→ **Records to use**:
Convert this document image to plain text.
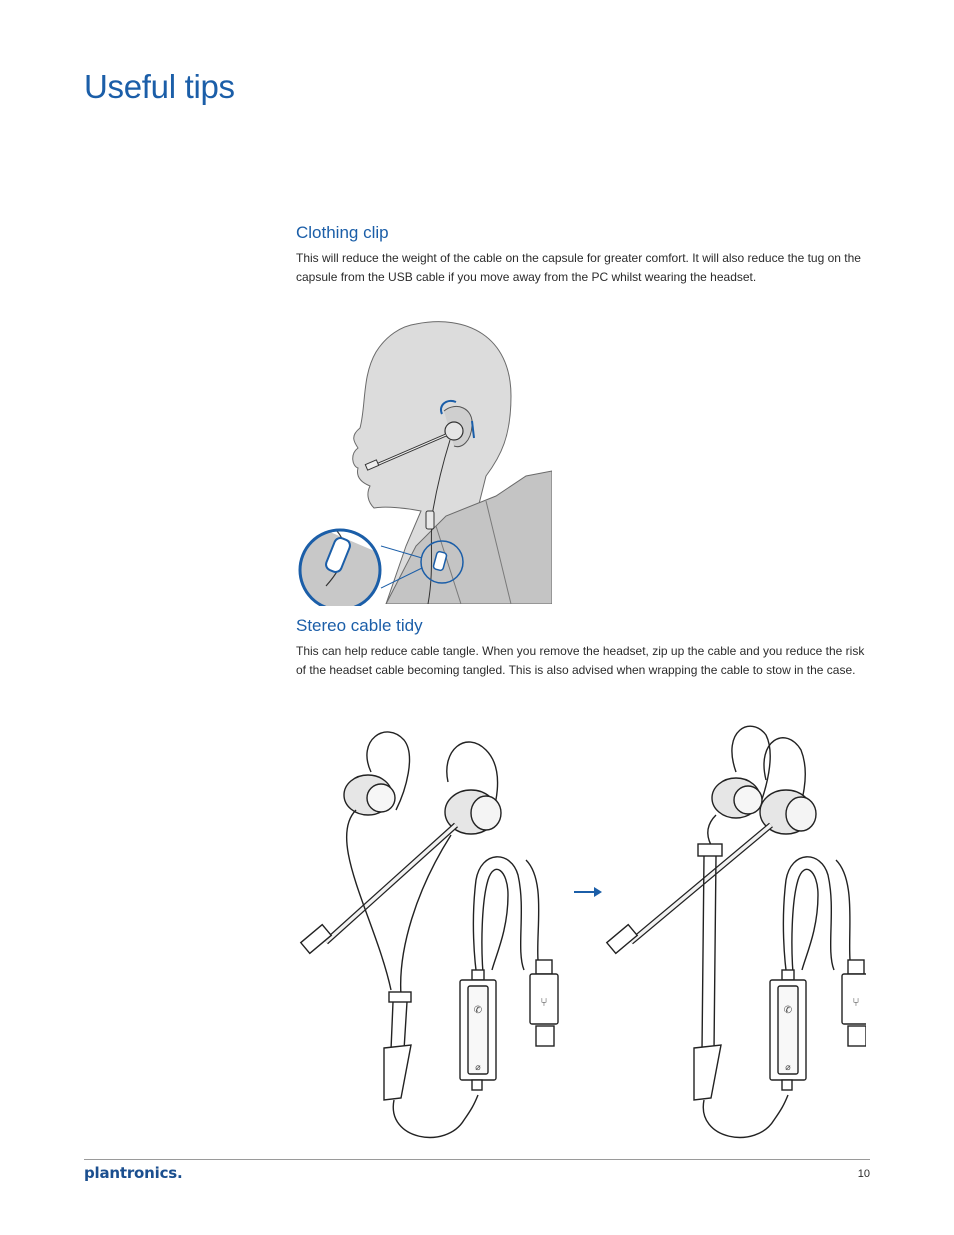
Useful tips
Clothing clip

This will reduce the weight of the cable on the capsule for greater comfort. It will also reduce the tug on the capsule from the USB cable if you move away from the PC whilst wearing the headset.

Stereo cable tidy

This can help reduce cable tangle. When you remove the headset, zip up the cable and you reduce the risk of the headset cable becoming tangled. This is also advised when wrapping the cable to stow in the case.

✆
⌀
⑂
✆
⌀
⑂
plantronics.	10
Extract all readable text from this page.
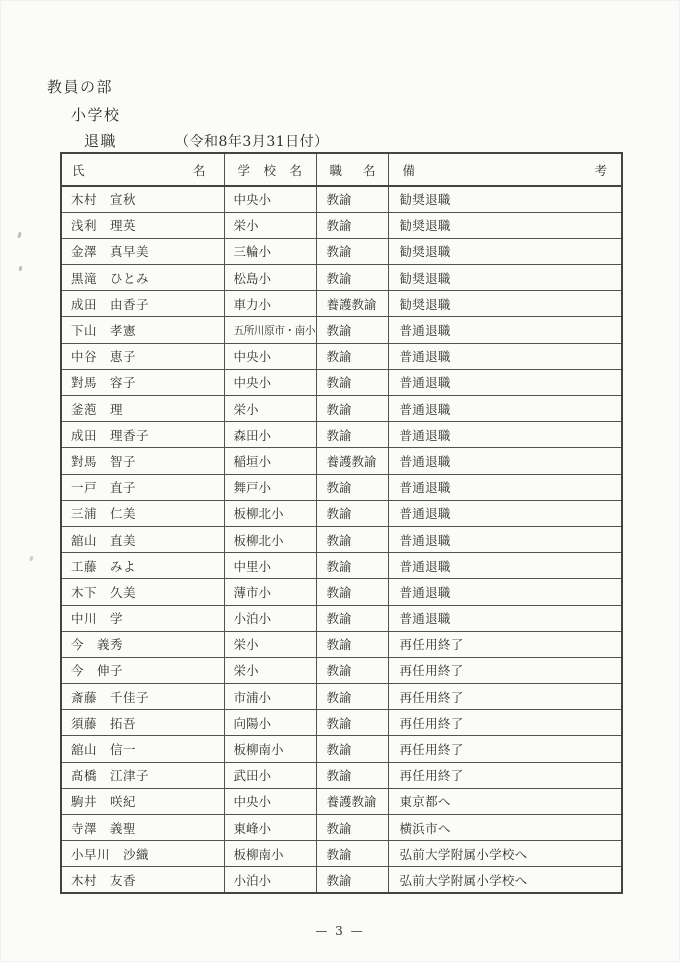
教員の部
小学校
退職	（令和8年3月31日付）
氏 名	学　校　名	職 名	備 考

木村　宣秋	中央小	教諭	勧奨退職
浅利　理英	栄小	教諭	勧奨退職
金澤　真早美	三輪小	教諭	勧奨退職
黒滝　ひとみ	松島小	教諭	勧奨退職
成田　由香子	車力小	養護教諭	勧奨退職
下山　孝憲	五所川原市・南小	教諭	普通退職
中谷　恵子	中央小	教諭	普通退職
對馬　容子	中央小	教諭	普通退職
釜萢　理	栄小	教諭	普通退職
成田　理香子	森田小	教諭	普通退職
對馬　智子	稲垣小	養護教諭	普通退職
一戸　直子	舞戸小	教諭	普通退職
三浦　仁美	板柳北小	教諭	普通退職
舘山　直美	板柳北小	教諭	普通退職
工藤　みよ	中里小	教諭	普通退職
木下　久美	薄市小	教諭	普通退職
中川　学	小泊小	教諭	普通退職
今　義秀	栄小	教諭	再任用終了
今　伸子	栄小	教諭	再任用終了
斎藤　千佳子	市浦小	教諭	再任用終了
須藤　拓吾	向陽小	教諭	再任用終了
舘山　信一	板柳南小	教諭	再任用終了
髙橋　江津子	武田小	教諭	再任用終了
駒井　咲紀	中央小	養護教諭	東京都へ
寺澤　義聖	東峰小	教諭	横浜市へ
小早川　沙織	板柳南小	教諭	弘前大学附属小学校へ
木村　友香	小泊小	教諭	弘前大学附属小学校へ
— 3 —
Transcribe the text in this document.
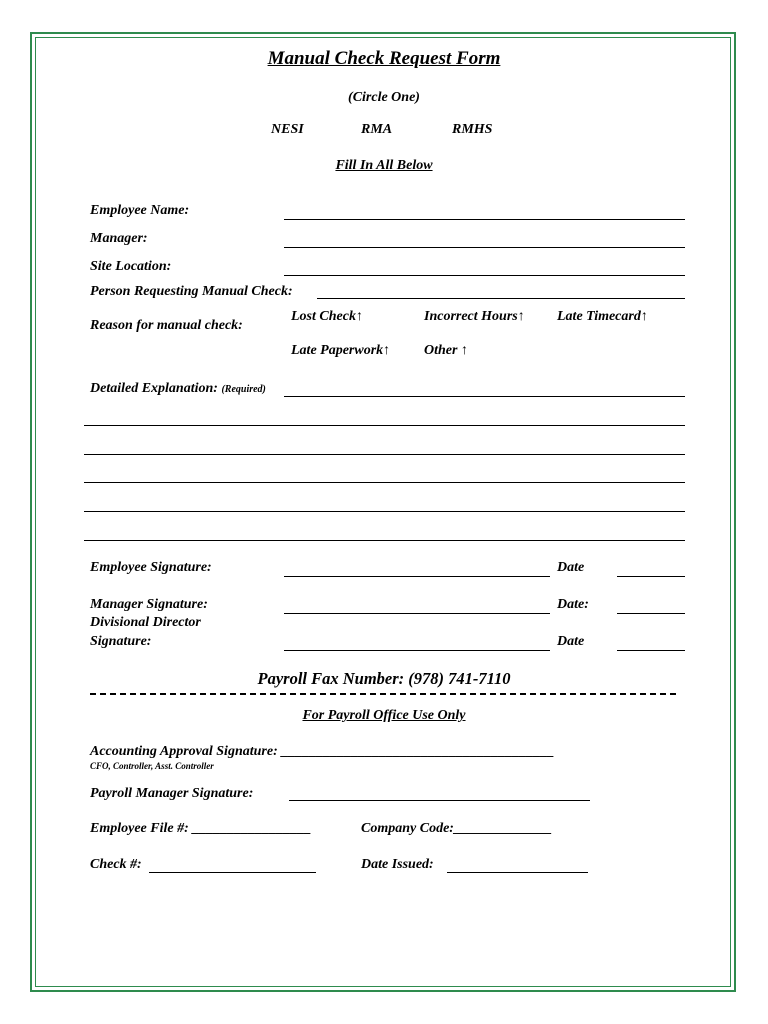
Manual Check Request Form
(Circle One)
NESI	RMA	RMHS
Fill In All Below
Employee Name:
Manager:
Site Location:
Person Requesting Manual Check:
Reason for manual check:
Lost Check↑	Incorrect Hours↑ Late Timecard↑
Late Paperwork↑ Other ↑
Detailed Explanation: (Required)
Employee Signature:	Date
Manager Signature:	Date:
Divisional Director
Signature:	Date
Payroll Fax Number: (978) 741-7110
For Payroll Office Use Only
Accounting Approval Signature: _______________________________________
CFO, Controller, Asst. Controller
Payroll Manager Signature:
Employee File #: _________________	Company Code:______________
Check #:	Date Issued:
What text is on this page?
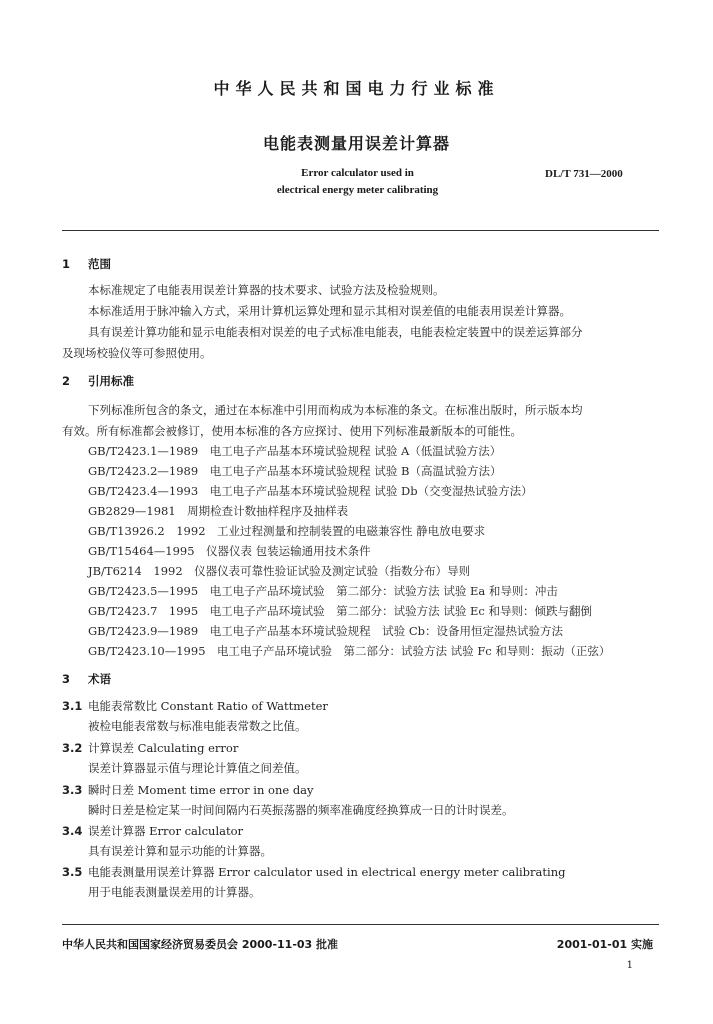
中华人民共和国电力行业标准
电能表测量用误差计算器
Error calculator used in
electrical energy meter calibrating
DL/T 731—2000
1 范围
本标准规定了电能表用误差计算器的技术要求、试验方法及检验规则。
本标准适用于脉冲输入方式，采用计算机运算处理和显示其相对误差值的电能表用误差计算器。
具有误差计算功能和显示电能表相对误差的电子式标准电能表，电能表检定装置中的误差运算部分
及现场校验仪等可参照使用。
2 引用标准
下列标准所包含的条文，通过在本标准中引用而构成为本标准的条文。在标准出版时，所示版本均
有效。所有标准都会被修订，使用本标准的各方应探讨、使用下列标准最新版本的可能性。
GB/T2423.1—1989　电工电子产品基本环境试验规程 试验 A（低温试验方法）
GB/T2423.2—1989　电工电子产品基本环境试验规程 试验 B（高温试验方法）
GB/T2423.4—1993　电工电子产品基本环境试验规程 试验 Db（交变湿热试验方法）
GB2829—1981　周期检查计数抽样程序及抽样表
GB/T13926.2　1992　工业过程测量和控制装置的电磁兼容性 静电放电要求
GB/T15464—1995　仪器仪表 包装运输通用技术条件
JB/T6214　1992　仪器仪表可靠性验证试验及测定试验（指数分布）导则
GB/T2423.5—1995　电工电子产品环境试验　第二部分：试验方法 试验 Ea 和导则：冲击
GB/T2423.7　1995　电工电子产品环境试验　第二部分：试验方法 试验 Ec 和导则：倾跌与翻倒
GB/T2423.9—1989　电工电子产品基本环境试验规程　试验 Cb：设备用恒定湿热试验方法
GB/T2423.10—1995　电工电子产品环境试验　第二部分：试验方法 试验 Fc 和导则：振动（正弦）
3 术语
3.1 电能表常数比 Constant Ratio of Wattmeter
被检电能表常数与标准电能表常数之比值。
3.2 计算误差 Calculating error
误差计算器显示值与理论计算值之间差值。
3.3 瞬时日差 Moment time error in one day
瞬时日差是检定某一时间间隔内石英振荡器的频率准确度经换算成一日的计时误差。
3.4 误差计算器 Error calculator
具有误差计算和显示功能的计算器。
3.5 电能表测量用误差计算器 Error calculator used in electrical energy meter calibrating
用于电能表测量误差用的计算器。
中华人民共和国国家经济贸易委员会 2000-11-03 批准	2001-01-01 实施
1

→ **Task description**:
Go through the data and gather every line that holds "电能表测量用误差计算器".

→ **Reply to the task**:
电能表测量用误差计算器
3.5 电能表测量用误差计算器 Error calculator used in electrical energy meter calibrating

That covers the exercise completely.